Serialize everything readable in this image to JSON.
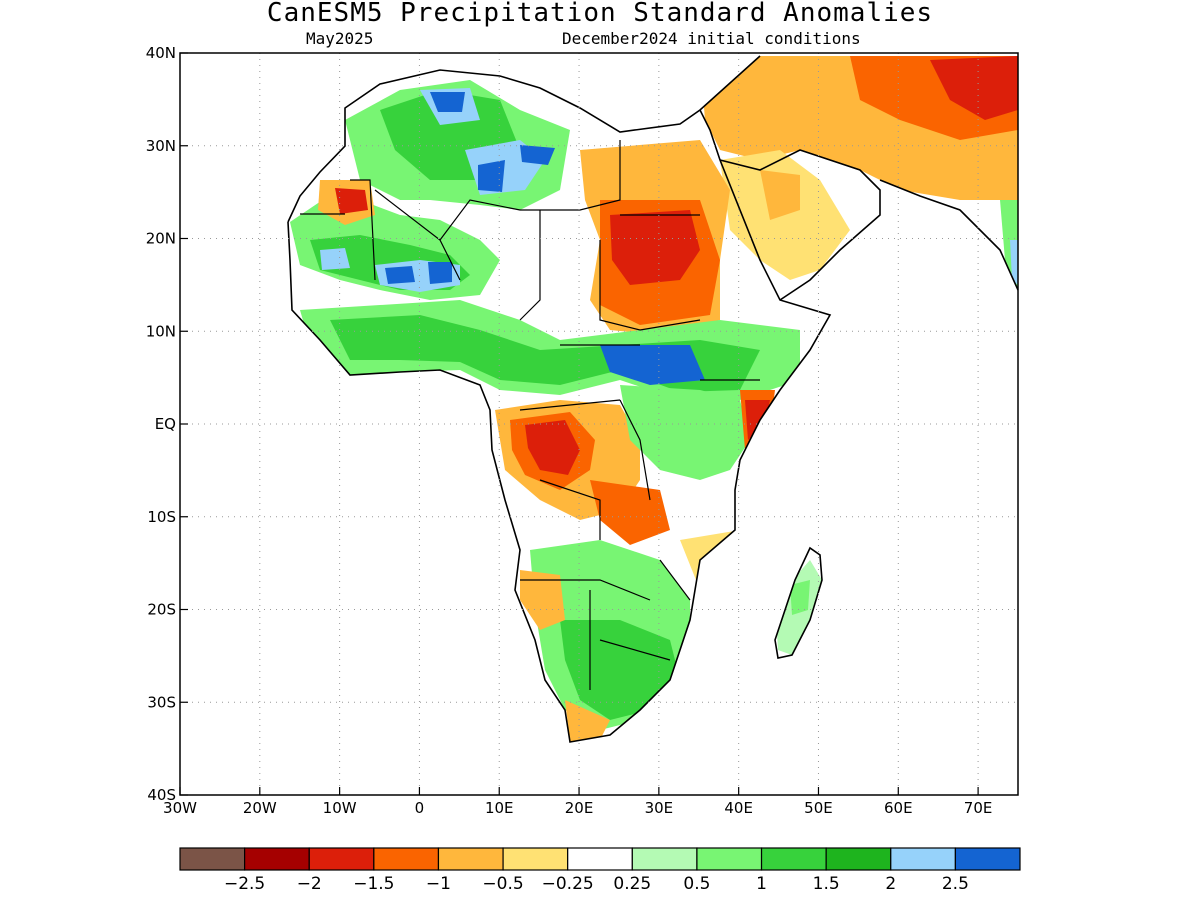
{
  "title": "CanESM5 Precipitation Standard Anomalies",
  "subtitle_left": "May2025",
  "subtitle_right": "December2024 initial conditions",
  "axes": {
    "lon_range": [
      -30,
      75
    ],
    "lat_range": [
      -40,
      40
    ],
    "x_ticks": [
      "30W",
      "20W",
      "10W",
      "0",
      "10E",
      "20E",
      "30E",
      "40E",
      "50E",
      "60E",
      "70E"
    ],
    "y_ticks": [
      "40N",
      "30N",
      "20N",
      "10N",
      "EQ",
      "10S",
      "20S",
      "30S",
      "40S"
    ],
    "grid": "dotted"
  },
  "colorbar": {
    "colors": [
      "#7b5447",
      "#a50000",
      "#dc1f0a",
      "#fa6400",
      "#ffb73c",
      "#ffe173",
      "#ffffff",
      "#b4fab4",
      "#78f573",
      "#37d23c",
      "#1eb41e",
      "#96d2fa",
      "#1464d2"
    ],
    "labels": [
      "-2.5",
      "-2",
      "-1.5",
      "-1",
      "-0.5",
      "-0.25",
      "0.25",
      "0.5",
      "1",
      "1.5",
      "2",
      "2.5"
    ]
  },
  "anomaly_regions": [
    {
      "lon": 30,
      "lat": 20,
      "value": -1.5
    },
    {
      "lon": 15,
      "lat": -3,
      "value": -1.5
    },
    {
      "lon": -11,
      "lat": 24,
      "value": -1.5
    },
    {
      "lon": 41,
      "lat": -1,
      "value": -1.5
    },
    {
      "lon": 68,
      "lat": 36,
      "value": -1.5
    },
    {
      "lon": 33,
      "lat": 7,
      "value": 2.5
    },
    {
      "lon": 3,
      "lat": 16,
      "value": 2.5
    },
    {
      "lon": 10,
      "lat": 27,
      "value": 2.5
    },
    {
      "lon": 5,
      "lat": 34,
      "value": 2
    },
    {
      "lon": 28,
      "lat": -25,
      "value": 1.5
    },
    {
      "lon": 10,
      "lat": 7,
      "value": 1
    }
  ]
}
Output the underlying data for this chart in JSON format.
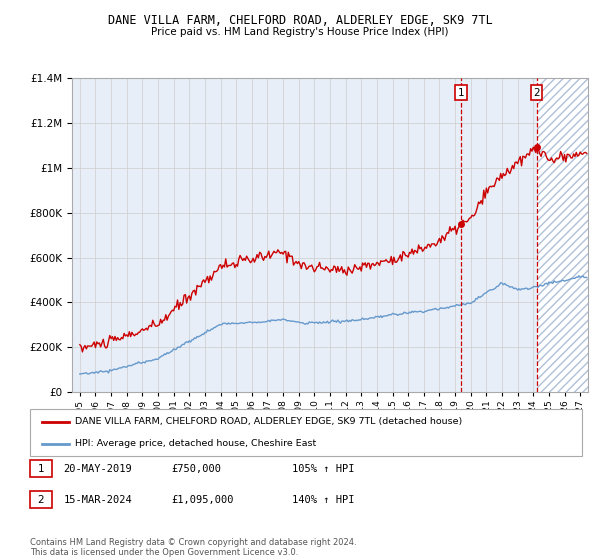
{
  "title": "DANE VILLA FARM, CHELFORD ROAD, ALDERLEY EDGE, SK9 7TL",
  "subtitle": "Price paid vs. HM Land Registry's House Price Index (HPI)",
  "legend_line1": "DANE VILLA FARM, CHELFORD ROAD, ALDERLEY EDGE, SK9 7TL (detached house)",
  "legend_line2": "HPI: Average price, detached house, Cheshire East",
  "annotation1_label": "1",
  "annotation1_date": "20-MAY-2019",
  "annotation1_price": "£750,000",
  "annotation1_hpi": "105% ↑ HPI",
  "annotation1_year": 2019.38,
  "annotation1_value": 750000,
  "annotation2_label": "2",
  "annotation2_date": "15-MAR-2024",
  "annotation2_price": "£1,095,000",
  "annotation2_hpi": "140% ↑ HPI",
  "annotation2_year": 2024.21,
  "annotation2_value": 1095000,
  "hpi_color": "#6699cc",
  "price_color": "#cc0000",
  "annotation_color": "#cc0000",
  "background_color": "#ffffff",
  "plot_bg_color": "#e8eef8",
  "grid_color": "#cccccc",
  "hatch_color": "#b0c0d8",
  "ylim": [
    0,
    1400000
  ],
  "xlim_start": 1994.5,
  "xlim_end": 2027.5,
  "yticks": [
    0,
    200000,
    400000,
    600000,
    800000,
    1000000,
    1200000,
    1400000
  ],
  "footer": "Contains HM Land Registry data © Crown copyright and database right 2024.\nThis data is licensed under the Open Government Licence v3.0."
}
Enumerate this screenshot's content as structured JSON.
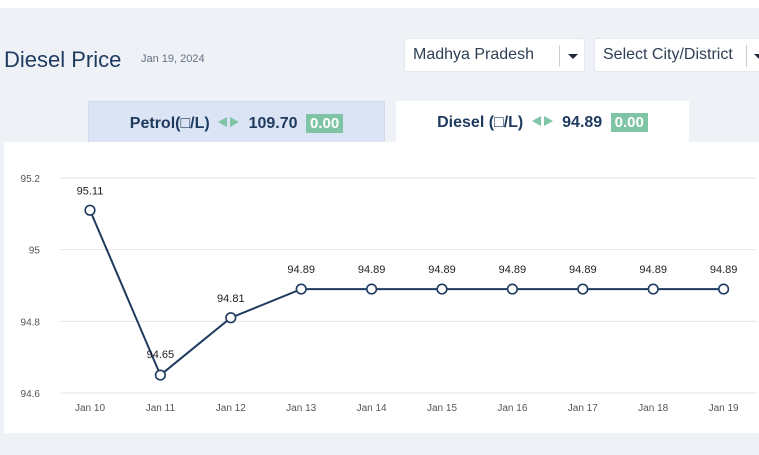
---
Objective: All of the entries above should be copied exactly, except for the pictures.

Written answer:
Serialize everything readable in this image to JSON.
{
  "title": "CanESM5 Precipitation Standard Anomalies",
  "subtitle_left": "May2025",
  "subtitle_right": "December2024 initial conditions",
  "axes": {
    "lon_range": [
      -30,
      75
    ],
    "lat_range": [
      -40,
      40
    ],
    "x_ticks": [
      "30W",
      "20W",
      "10W",
      "0",
      "10E",
      "20E",
      "30E",
      "40E",
      "50E",
      "60E",
      "70E"
    ],
    "y_ticks": [
      "40N",
      "30N",
      "20N",
      "10N",
      "EQ",
      "10S",
      "20S",
      "30S",
      "40S"
    ],
    "grid": "dotted"
  },
  "colorbar": {
    "colors": [
      "#7b5447",
      "#a50000",
      "#dc1f0a",
      "#fa6400",
      "#ffb73c",
      "#ffe173",
      "#ffffff",
      "#b4fab4",
      "#78f573",
      "#37d23c",
      "#1eb41e",
      "#96d2fa",
      "#1464d2"
    ],
    "labels": [
      "-2.5",
      "-2",
      "-1.5",
      "-1",
      "-0.5",
      "-0.25",
      "0.25",
      "0.5",
      "1",
      "1.5",
      "2",
      "2.5"
    ]
  },
  "anomaly_regions": [
    {
      "lon": 30,
      "lat": 20,
      "value": -1.5
    },
    {
      "lon": 15,
      "lat": -3,
      "value": -1.5
    },
    {
      "lon": -11,
      "lat": 24,
      "value": -1.5
    },
    {
      "lon": 41,
      "lat": -1,
      "value": -1.5
    },
    {
      "lon": 68,
      "lat": 36,
      "value": -1.5
    },
    {
      "lon": 33,
      "lat": 7,
      "value": 2.5
    },
    {
      "lon": 3,
      "lat": 16,
      "value": 2.5
    },
    {
      "lon": 10,
      "lat": 27,
      "value": 2.5
    },
    {
      "lon": 5,
      "lat": 34,
      "value": 2
    },
    {
      "lon": 28,
      "lat": -25,
      "value": 1.5
    },
    {
      "lon": 10,
      "lat": 7,
      "value": 1
    }
  ]
}
Output the underlying data for this chart in JSON format.
{
  "title": "DANE VILLA FARM, CHELFORD ROAD, ALDERLEY EDGE, SK9 7TL",
  "subtitle": "Price paid vs. HM Land Registry's House Price Index (HPI)",
  "legend_line1": "DANE VILLA FARM, CHELFORD ROAD, ALDERLEY EDGE, SK9 7TL (detached house)",
  "legend_line2": "HPI: Average price, detached house, Cheshire East",
  "annotation1_label": "1",
  "annotation1_date": "20-MAY-2019",
  "annotation1_price": "£750,000",
  "annotation1_hpi": "105% ↑ HPI",
  "annotation1_year": 2019.38,
  "annotation1_value": 750000,
  "annotation2_label": "2",
  "annotation2_date": "15-MAR-2024",
  "annotation2_price": "£1,095,000",
  "annotation2_hpi": "140% ↑ HPI",
  "annotation2_year": 2024.21,
  "annotation2_value": 1095000,
  "hpi_color": "#6699cc",
  "price_color": "#cc0000",
  "annotation_color": "#cc0000",
  "background_color": "#ffffff",
  "plot_bg_color": "#e8eef8",
  "grid_color": "#cccccc",
  "hatch_color": "#b0c0d8",
  "ylim": [
    0,
    1400000
  ],
  "xlim_start": 1994.5,
  "xlim_end": 2027.5,
  "yticks": [
    0,
    200000,
    400000,
    600000,
    800000,
    1000000,
    1200000,
    1400000
  ],
  "footer": "Contains HM Land Registry data © Crown copyright and database right 2024.\nThis data is licensed under the Open Government Licence v3.0."
}
Enumerate this screenshot's content as structured JSON.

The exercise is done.